-- START GIVEN ENTRIES --
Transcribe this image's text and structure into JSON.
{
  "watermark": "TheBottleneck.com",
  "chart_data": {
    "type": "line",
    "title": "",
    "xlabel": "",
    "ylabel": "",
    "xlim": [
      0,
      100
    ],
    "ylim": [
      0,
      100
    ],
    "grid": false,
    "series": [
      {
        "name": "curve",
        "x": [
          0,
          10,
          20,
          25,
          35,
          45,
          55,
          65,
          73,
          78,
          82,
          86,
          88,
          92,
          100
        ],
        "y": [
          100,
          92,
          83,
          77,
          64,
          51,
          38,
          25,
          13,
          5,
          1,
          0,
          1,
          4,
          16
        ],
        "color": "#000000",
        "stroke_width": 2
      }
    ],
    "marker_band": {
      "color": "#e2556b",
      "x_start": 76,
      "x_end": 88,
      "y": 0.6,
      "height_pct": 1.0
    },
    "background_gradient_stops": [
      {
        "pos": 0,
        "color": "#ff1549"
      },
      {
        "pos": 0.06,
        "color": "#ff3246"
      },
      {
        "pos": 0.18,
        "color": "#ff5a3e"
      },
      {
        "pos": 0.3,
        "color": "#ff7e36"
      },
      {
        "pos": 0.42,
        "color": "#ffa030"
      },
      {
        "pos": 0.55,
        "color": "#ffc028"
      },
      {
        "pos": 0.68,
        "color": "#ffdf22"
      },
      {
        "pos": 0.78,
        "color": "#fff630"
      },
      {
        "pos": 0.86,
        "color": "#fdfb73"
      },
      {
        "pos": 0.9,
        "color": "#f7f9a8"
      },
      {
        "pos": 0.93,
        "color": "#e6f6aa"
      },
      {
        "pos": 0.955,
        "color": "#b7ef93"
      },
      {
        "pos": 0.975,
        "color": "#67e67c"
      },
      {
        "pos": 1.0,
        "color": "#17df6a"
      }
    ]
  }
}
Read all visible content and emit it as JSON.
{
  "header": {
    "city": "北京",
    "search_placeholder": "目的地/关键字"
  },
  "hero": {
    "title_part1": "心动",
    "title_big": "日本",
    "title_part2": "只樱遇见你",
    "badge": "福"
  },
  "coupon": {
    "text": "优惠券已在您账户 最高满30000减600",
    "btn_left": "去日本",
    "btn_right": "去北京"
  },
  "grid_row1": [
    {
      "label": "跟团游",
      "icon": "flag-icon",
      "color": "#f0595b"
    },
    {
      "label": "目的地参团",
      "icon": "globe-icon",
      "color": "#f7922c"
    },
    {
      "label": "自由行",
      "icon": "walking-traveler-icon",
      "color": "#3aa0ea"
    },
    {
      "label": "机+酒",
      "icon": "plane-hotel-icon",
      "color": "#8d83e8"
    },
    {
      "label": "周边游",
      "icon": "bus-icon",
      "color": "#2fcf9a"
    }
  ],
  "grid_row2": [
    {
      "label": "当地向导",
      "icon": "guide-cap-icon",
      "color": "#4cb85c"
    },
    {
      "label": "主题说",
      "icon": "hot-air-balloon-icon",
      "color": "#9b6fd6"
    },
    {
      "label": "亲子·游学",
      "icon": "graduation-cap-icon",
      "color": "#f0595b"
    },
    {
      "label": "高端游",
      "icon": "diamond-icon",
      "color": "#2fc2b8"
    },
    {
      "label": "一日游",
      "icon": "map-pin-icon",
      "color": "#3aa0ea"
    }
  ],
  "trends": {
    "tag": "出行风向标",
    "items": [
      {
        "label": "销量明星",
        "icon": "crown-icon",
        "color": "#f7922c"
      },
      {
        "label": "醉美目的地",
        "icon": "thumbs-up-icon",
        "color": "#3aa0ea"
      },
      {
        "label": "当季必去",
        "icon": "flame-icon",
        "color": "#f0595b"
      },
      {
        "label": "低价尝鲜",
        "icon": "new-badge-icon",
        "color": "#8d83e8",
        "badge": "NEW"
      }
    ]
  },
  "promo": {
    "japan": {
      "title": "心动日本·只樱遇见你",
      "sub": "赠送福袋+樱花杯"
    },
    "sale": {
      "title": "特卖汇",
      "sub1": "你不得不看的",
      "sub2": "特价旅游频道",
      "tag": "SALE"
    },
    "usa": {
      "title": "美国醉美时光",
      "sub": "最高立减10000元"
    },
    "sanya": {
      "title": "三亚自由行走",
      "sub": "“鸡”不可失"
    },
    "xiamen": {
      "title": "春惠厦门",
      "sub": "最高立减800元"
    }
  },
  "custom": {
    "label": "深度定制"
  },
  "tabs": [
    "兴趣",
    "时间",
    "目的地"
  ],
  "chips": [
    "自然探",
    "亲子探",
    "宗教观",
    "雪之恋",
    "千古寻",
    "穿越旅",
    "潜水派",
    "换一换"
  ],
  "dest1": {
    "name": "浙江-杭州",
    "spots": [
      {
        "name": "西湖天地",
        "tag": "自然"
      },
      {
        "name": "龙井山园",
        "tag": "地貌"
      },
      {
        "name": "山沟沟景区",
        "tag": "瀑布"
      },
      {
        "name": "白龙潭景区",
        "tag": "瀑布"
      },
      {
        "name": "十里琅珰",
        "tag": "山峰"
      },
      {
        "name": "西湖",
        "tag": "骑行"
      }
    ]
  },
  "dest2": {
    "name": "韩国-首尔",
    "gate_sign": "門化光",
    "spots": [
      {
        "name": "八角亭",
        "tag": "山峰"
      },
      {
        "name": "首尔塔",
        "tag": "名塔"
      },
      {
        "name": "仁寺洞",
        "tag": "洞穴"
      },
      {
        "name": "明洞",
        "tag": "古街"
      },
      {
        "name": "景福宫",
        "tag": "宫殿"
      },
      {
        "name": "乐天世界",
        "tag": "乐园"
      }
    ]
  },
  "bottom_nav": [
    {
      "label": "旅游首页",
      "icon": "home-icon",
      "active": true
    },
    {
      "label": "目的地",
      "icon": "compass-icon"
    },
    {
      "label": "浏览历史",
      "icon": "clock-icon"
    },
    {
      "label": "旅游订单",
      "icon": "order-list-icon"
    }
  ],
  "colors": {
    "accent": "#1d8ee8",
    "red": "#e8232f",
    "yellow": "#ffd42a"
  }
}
-- END GIVEN ENTRIES --
**PROBLEM TO WORK ON**
Extract all of the material exactly as it is written.

**FINISHED ANSWER**
Transcribe this image's text and structure into JSON.
{
  "watermark": "TheBottleneck.com",
  "chart_data": {
    "type": "line",
    "title": "",
    "xlabel": "",
    "ylabel": "",
    "xlim": [
      0,
      100
    ],
    "ylim": [
      0,
      100
    ],
    "grid": false,
    "series": [
      {
        "name": "curve",
        "x": [
          0,
          10,
          20,
          25,
          35,
          45,
          55,
          65,
          73,
          78,
          82,
          86,
          88,
          92,
          100
        ],
        "y": [
          100,
          92,
          83,
          77,
          64,
          51,
          38,
          25,
          13,
          5,
          1,
          0,
          1,
          4,
          16
        ],
        "color": "#000000",
        "stroke_width": 2
      }
    ],
    "marker_band": {
      "color": "#e2556b",
      "x_start": 76,
      "x_end": 88,
      "y": 0.6,
      "height_pct": 1.0
    },
    "background_gradient_stops": [
      {
        "pos": 0,
        "color": "#ff1549"
      },
      {
        "pos": 0.06,
        "color": "#ff3246"
      },
      {
        "pos": 0.18,
        "color": "#ff5a3e"
      },
      {
        "pos": 0.3,
        "color": "#ff7e36"
      },
      {
        "pos": 0.42,
        "color": "#ffa030"
      },
      {
        "pos": 0.55,
        "color": "#ffc028"
      },
      {
        "pos": 0.68,
        "color": "#ffdf22"
      },
      {
        "pos": 0.78,
        "color": "#fff630"
      },
      {
        "pos": 0.86,
        "color": "#fdfb73"
      },
      {
        "pos": 0.9,
        "color": "#f7f9a8"
      },
      {
        "pos": 0.93,
        "color": "#e6f6aa"
      },
      {
        "pos": 0.955,
        "color": "#b7ef93"
      },
      {
        "pos": 0.975,
        "color": "#67e67c"
      },
      {
        "pos": 1.0,
        "color": "#17df6a"
      }
    ]
  }
}
Read all visible content and emit it as JSON.
{
  "header": {
    "city": "北京",
    "search_placeholder": "目的地/关键字"
  },
  "hero": {
    "title_part1": "心动",
    "title_big": "日本",
    "title_part2": "只樱遇见你",
    "badge": "福"
  },
  "coupon": {
    "text": "优惠券已在您账户 最高满30000减600",
    "btn_left": "去日本",
    "btn_right": "去北京"
  },
  "grid_row1": [
    {
      "label": "跟团游",
      "icon": "flag-icon",
      "color": "#f0595b"
    },
    {
      "label": "目的地参团",
      "icon": "globe-icon",
      "color": "#f7922c"
    },
    {
      "label": "自由行",
      "icon": "walking-traveler-icon",
      "color": "#3aa0ea"
    },
    {
      "label": "机+酒",
      "icon": "plane-hotel-icon",
      "color": "#8d83e8"
    },
    {
      "label": "周边游",
      "icon": "bus-icon",
      "color": "#2fcf9a"
    }
  ],
  "grid_row2": [
    {
      "label": "当地向导",
      "icon": "guide-cap-icon",
      "color": "#4cb85c"
    },
    {
      "label": "主题说",
      "icon": "hot-air-balloon-icon",
      "color": "#9b6fd6"
    },
    {
      "label": "亲子·游学",
      "icon": "graduation-cap-icon",
      "color": "#f0595b"
    },
    {
      "label": "高端游",
      "icon": "diamond-icon",
      "color": "#2fc2b8"
    },
    {
      "label": "一日游",
      "icon": "map-pin-icon",
      "color": "#3aa0ea"
    }
  ],
  "trends": {
    "tag": "出行风向标",
    "items": [
      {
        "label": "销量明星",
        "icon": "crown-icon",
        "color": "#f7922c"
      },
      {
        "label": "醉美目的地",
        "icon": "thumbs-up-icon",
        "color": "#3aa0ea"
      },
      {
        "label": "当季必去",
        "icon": "flame-icon",
        "color": "#f0595b"
      },
      {
        "label": "低价尝鲜",
        "icon": "new-badge-icon",
        "color": "#8d83e8",
        "badge": "NEW"
      }
    ]
  },
  "promo": {
    "japan": {
      "title": "心动日本·只樱遇见你",
      "sub": "赠送福袋+樱花杯"
    },
    "sale": {
      "title": "特卖汇",
      "sub1": "你不得不看的",
      "sub2": "特价旅游频道",
      "tag": "SALE"
    },
    "usa": {
      "title": "美国醉美时光",
      "sub": "最高立减10000元"
    },
    "sanya": {
      "title": "三亚自由行走",
      "sub": "“鸡”不可失"
    },
    "xiamen": {
      "title": "春惠厦门",
      "sub": "最高立减800元"
    }
  },
  "custom": {
    "label": "深度定制"
  },
  "tabs": [
    "兴趣",
    "时间",
    "目的地"
  ],
  "chips": [
    "自然探",
    "亲子探",
    "宗教观",
    "雪之恋",
    "千古寻",
    "穿越旅",
    "潜水派",
    "换一换"
  ],
  "dest1": {
    "name": "浙江-杭州",
    "spots": [
      {
        "name": "西湖天地",
        "tag": "自然"
      },
      {
        "name": "龙井山园",
        "tag": "地貌"
      },
      {
        "name": "山沟沟景区",
        "tag": "瀑布"
      },
      {
        "name": "白龙潭景区",
        "tag": "瀑布"
      },
      {
        "name": "十里琅珰",
        "tag": "山峰"
      },
      {
        "name": "西湖",
        "tag": "骑行"
      }
    ]
  },
  "dest2": {
    "name": "韩国-首尔",
    "gate_sign": "門化光",
    "spots": [
      {
        "name": "八角亭",
        "tag": "山峰"
      },
      {
        "name": "首尔塔",
        "tag": "名塔"
      },
      {
        "name": "仁寺洞",
        "tag": "洞穴"
      },
      {
        "name": "明洞",
        "tag": "古街"
      },
      {
        "name": "景福宫",
        "tag": "宫殿"
      },
      {
        "name": "乐天世界",
        "tag": "乐园"
      }
    ]
  },
  "bottom_nav": [
    {
      "label": "旅游首页",
      "icon": "home-icon",
      "active": true
    },
    {
      "label": "目的地",
      "icon": "compass-icon"
    },
    {
      "label": "浏览历史",
      "icon": "clock-icon"
    },
    {
      "label": "旅游订单",
      "icon": "order-list-icon"
    }
  ],
  "colors": {
    "accent": "#1d8ee8",
    "red": "#e8232f",
    "yellow": "#ffd42a"
  }
}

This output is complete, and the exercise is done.